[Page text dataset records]
──────────────────────────────
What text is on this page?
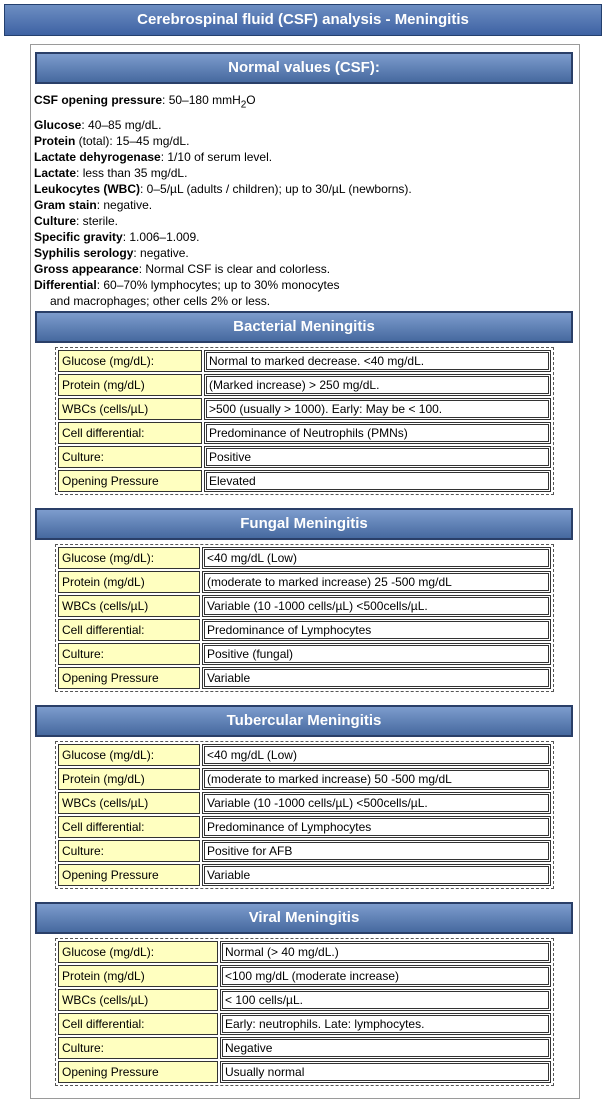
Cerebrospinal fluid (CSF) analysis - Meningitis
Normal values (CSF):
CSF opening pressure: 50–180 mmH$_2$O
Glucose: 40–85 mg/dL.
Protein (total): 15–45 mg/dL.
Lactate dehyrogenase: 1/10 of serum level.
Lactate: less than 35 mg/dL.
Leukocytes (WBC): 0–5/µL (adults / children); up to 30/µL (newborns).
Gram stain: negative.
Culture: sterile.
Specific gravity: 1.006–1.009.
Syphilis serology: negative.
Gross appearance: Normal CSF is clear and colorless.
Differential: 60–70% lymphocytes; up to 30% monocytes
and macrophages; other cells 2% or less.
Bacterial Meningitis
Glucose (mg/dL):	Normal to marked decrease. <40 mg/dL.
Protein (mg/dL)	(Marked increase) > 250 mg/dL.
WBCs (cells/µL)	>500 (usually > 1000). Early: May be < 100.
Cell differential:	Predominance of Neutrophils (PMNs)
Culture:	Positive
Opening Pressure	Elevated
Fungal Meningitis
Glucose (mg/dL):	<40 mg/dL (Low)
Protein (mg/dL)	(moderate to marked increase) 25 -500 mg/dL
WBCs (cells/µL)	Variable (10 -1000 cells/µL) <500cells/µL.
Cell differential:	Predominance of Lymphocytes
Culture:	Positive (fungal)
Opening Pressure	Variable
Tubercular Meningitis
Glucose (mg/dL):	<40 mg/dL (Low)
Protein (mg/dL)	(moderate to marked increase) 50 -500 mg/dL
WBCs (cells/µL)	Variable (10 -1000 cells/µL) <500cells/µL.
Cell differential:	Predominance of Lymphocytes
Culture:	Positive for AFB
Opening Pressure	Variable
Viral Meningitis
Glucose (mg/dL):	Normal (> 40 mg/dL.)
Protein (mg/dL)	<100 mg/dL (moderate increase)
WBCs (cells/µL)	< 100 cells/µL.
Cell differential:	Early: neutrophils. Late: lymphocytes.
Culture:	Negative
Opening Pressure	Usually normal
──────────────────────────────
■ TASK PROMPT
Please repeat the data verbatim and leave the pictures out of your copy.

■ RESULT
What text is on this page?
Cerebrospinal fluid (CSF) analysis - Meningitis
Normal values (CSF):
CSF opening pressure: 50–180 mmH$_2$O
Glucose: 40–85 mg/dL.
Protein (total): 15–45 mg/dL.
Lactate dehyrogenase: 1/10 of serum level.
Lactate: less than 35 mg/dL.
Leukocytes (WBC): 0–5/µL (adults / children); up to 30/µL (newborns).
Gram stain: negative.
Culture: sterile.
Specific gravity: 1.006–1.009.
Syphilis serology: negative.
Gross appearance: Normal CSF is clear and colorless.
Differential: 60–70% lymphocytes; up to 30% monocytes
and macrophages; other cells 2% or less.
Bacterial Meningitis
Glucose (mg/dL):	Normal to marked decrease. <40 mg/dL.
Protein (mg/dL)	(Marked increase) > 250 mg/dL.
WBCs (cells/µL)	>500 (usually > 1000). Early: May be < 100.
Cell differential:	Predominance of Neutrophils (PMNs)
Culture:	Positive
Opening Pressure	Elevated
Fungal Meningitis
Glucose (mg/dL):	<40 mg/dL (Low)
Protein (mg/dL)	(moderate to marked increase) 25 -500 mg/dL
WBCs (cells/µL)	Variable (10 -1000 cells/µL) <500cells/µL.
Cell differential:	Predominance of Lymphocytes
Culture:	Positive (fungal)
Opening Pressure	Variable
Tubercular Meningitis
Glucose (mg/dL):	<40 mg/dL (Low)
Protein (mg/dL)	(moderate to marked increase) 50 -500 mg/dL
WBCs (cells/µL)	Variable (10 -1000 cells/µL) <500cells/µL.
Cell differential:	Predominance of Lymphocytes
Culture:	Positive for AFB
Opening Pressure	Variable
Viral Meningitis
Glucose (mg/dL):	Normal (> 40 mg/dL.)
Protein (mg/dL)	<100 mg/dL (moderate increase)
WBCs (cells/µL)	< 100 cells/µL.
Cell differential:	Early: neutrophils. Late: lymphocytes.
Culture:	Negative
Opening Pressure	Usually normal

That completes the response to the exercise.